• Work instructions
Filter out everything except lines holding "ylabel".
begin Raw records
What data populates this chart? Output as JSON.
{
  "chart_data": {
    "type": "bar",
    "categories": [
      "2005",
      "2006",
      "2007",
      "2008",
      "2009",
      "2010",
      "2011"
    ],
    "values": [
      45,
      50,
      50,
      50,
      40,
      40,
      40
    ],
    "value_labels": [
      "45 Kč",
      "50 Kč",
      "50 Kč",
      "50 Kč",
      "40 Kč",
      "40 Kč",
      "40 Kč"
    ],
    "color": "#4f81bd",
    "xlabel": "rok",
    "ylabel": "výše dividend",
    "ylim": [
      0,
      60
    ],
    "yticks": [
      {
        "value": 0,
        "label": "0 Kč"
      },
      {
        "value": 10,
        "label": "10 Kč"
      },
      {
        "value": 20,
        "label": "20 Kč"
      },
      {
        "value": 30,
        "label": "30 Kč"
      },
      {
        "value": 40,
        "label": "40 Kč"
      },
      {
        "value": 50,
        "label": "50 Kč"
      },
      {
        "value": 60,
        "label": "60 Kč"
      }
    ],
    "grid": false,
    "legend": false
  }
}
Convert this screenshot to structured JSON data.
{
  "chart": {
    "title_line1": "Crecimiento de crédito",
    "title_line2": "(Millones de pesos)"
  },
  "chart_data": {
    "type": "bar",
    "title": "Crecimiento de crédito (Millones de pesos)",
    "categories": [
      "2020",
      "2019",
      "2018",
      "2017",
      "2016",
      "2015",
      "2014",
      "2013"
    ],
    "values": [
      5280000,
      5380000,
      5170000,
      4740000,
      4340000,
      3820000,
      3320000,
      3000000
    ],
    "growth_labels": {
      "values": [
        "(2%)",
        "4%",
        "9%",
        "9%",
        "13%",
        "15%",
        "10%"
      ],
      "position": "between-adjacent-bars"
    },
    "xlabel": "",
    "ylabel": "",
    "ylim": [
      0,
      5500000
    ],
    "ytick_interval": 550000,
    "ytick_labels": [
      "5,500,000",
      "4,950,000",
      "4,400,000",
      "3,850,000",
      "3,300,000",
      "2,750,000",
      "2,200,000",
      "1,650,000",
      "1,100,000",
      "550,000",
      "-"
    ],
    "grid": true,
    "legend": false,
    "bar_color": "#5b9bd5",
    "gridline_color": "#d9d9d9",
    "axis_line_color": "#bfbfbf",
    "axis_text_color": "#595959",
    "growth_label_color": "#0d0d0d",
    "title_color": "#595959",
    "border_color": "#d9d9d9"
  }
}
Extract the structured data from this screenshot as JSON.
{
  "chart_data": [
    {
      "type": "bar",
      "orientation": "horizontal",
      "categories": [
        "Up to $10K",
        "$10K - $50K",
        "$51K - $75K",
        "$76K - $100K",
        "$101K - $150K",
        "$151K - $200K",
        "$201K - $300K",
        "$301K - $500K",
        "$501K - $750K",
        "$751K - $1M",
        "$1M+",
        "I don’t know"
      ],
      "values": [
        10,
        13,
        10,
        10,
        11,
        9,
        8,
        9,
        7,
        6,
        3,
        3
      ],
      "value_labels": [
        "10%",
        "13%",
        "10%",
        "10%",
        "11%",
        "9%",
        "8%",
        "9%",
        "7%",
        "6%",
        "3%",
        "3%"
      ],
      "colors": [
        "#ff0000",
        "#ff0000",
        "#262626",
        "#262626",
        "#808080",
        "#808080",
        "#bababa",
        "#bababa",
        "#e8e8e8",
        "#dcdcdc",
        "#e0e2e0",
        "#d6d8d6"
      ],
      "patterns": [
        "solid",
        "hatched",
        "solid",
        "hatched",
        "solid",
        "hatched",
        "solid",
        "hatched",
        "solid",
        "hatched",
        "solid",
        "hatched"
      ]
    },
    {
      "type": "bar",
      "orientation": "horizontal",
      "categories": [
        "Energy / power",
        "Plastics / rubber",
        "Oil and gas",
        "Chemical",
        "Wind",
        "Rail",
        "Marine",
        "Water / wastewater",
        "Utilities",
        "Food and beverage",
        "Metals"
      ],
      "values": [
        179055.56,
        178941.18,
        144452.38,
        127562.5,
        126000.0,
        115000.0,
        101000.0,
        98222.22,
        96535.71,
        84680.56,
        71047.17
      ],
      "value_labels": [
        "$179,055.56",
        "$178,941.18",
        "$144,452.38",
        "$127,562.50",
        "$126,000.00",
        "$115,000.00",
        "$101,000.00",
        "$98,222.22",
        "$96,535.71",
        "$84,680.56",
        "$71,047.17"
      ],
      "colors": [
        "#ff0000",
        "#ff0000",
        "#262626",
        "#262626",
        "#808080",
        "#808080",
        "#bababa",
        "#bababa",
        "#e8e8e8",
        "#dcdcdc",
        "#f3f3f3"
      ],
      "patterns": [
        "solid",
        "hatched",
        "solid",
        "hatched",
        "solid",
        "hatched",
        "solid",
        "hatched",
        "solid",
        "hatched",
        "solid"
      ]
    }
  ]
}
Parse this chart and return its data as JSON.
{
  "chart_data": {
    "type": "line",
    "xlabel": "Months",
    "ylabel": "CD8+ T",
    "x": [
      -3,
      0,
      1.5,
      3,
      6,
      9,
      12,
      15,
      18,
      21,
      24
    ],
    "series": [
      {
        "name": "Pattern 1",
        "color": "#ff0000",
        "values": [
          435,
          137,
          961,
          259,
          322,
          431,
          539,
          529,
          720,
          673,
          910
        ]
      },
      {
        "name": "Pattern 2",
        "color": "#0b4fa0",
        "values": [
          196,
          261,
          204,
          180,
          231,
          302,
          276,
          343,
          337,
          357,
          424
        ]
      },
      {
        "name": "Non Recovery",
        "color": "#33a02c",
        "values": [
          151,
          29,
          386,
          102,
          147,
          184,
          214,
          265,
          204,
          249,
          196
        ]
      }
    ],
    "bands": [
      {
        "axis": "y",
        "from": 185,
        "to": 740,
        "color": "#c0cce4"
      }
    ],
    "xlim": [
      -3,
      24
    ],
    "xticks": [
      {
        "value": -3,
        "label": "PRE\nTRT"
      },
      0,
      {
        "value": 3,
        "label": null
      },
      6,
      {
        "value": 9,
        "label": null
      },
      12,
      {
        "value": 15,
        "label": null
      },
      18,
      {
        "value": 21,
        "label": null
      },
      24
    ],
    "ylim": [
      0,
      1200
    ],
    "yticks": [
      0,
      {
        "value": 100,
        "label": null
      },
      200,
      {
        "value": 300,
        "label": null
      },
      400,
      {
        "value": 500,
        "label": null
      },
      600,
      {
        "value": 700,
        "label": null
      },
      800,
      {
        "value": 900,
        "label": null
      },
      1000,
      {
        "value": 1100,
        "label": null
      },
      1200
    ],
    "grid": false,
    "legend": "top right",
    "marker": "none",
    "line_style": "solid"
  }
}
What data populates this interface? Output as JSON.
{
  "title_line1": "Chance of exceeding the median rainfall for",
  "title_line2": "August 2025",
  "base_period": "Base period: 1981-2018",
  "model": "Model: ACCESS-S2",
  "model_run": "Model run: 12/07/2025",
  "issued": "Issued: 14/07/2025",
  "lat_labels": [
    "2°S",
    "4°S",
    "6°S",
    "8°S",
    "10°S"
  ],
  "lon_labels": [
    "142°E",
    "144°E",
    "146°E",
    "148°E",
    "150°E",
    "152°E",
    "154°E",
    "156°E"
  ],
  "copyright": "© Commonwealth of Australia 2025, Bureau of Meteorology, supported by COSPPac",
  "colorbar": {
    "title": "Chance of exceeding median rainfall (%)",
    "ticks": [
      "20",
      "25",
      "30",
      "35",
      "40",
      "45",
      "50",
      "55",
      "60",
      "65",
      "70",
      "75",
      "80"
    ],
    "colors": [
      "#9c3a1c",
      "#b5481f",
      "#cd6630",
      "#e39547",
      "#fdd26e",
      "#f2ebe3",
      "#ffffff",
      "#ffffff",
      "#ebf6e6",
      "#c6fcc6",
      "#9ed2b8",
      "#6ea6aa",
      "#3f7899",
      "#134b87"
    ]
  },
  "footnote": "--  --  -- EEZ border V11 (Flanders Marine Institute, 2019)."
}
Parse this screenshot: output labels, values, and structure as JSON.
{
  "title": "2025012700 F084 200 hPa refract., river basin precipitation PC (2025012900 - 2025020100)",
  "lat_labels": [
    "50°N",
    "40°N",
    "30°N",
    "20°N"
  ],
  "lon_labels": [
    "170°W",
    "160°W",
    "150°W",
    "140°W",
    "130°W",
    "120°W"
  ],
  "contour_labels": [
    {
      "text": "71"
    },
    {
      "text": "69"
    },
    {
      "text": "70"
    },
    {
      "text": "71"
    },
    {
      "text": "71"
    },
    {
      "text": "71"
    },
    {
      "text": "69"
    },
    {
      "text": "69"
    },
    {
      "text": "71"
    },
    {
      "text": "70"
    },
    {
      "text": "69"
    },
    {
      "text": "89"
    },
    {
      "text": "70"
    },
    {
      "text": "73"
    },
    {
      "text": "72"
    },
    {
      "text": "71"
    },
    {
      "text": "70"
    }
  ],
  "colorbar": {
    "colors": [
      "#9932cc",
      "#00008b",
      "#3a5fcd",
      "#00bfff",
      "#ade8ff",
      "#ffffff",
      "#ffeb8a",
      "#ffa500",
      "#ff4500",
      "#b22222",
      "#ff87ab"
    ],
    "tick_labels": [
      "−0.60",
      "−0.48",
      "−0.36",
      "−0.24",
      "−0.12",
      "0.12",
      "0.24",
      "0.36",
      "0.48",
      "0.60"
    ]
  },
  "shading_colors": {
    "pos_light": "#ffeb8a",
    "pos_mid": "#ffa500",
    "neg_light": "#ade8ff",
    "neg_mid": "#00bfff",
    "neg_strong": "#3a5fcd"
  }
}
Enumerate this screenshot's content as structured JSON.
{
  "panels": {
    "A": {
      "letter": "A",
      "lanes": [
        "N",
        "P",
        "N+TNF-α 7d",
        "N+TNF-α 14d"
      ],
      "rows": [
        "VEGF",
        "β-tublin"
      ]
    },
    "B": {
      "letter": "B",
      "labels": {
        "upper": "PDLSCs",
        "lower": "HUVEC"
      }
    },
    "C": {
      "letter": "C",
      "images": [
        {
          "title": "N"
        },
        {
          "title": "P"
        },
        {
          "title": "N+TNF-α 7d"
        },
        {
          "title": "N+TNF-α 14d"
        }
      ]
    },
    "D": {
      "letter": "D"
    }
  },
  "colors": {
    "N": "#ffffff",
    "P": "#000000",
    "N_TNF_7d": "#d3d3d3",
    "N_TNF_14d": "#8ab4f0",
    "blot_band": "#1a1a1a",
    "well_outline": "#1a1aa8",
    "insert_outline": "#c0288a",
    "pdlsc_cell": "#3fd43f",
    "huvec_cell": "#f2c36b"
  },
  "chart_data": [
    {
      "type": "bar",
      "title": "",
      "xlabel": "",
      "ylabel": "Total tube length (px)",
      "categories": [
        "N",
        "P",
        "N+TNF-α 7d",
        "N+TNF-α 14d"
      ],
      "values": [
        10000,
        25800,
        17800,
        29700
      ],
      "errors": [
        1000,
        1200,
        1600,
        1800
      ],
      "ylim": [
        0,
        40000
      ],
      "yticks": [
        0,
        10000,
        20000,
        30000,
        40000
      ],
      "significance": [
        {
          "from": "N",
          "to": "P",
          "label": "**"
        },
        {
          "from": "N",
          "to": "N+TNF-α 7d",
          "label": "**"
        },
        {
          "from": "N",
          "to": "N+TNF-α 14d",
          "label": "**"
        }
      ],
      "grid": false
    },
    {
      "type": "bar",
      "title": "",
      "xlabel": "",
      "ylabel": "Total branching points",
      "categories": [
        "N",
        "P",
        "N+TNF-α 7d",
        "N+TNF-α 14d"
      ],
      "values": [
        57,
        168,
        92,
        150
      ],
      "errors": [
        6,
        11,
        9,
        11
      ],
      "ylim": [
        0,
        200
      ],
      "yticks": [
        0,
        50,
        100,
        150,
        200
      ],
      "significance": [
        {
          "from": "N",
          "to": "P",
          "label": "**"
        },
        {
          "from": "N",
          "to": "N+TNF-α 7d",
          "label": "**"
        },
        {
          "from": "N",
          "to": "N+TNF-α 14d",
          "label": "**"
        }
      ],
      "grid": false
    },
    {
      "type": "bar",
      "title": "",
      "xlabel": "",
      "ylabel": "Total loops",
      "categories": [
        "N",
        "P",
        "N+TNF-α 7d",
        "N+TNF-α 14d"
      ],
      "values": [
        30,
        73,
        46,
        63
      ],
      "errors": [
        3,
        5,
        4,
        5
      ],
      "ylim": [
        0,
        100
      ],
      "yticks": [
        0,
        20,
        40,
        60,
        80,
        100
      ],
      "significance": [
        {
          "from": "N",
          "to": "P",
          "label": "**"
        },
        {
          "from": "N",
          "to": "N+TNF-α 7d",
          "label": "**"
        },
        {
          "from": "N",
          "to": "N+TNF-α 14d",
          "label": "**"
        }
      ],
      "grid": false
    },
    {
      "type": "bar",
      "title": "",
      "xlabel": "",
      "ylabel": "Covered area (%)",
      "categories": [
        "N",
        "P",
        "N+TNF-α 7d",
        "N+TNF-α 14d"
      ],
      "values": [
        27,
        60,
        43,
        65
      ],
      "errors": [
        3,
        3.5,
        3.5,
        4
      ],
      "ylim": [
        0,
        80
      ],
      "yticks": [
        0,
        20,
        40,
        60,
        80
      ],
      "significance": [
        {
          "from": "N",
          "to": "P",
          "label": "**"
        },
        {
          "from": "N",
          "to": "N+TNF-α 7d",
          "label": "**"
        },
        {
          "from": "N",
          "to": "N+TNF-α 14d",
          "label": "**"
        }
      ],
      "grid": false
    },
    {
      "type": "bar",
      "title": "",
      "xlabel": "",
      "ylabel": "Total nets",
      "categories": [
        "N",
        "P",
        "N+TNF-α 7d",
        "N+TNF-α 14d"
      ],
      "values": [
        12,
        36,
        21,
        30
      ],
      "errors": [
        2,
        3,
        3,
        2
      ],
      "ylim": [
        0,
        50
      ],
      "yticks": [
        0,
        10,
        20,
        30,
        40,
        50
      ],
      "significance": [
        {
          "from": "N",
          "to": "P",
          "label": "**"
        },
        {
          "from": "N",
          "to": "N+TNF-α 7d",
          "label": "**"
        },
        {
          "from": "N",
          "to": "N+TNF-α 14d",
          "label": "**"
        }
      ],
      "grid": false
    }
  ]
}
end Raw records
• Exercise solution
    "ylabel": "výše dividend",
    "ylabel": "",
    "ylabel": "CD8+ T",
      "ylabel": "Total tube length (px)",
      "ylabel": "Total branching points",
      "ylabel": "Total loops",
      "ylabel": "Covered area (%)",
      "ylabel": "Total nets",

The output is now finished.